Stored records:
-- START --

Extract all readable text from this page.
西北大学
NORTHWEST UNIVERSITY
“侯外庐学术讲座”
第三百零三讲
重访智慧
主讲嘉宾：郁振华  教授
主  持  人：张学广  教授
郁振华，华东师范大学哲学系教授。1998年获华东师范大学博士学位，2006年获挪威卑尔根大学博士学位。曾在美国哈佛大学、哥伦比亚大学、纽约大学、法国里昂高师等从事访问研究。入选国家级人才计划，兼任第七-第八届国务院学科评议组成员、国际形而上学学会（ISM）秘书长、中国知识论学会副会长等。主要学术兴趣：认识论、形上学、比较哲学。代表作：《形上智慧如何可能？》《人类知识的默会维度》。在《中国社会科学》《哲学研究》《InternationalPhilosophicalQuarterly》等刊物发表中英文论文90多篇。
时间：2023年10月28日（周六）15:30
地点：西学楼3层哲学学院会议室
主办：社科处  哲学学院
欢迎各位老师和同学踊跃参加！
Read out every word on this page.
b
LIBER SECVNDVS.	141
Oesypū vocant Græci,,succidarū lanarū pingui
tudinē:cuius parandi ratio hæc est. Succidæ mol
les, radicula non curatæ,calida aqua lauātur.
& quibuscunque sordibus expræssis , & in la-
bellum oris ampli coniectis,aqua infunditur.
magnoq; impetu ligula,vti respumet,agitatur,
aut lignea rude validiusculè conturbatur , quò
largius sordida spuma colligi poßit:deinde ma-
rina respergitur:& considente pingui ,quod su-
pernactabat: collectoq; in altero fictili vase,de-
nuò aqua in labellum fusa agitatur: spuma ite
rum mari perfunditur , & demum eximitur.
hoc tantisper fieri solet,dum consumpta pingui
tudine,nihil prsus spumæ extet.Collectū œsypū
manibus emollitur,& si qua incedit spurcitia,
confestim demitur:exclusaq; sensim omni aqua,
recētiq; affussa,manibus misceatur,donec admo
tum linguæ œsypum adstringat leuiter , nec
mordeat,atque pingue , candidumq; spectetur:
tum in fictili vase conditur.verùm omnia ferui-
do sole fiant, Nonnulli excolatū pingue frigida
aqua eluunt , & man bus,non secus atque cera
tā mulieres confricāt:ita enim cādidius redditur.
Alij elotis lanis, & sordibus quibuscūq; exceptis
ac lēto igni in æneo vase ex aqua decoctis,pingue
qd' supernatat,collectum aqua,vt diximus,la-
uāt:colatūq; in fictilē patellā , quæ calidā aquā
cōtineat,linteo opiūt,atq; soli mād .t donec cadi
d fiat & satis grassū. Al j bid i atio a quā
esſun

-- END --

SET TASK: Gather every line from the listing above in which the word "this" appears.

OUTPUT OF THE EXERCISE:
Extract all readable text from this page.
Read out every word on this page.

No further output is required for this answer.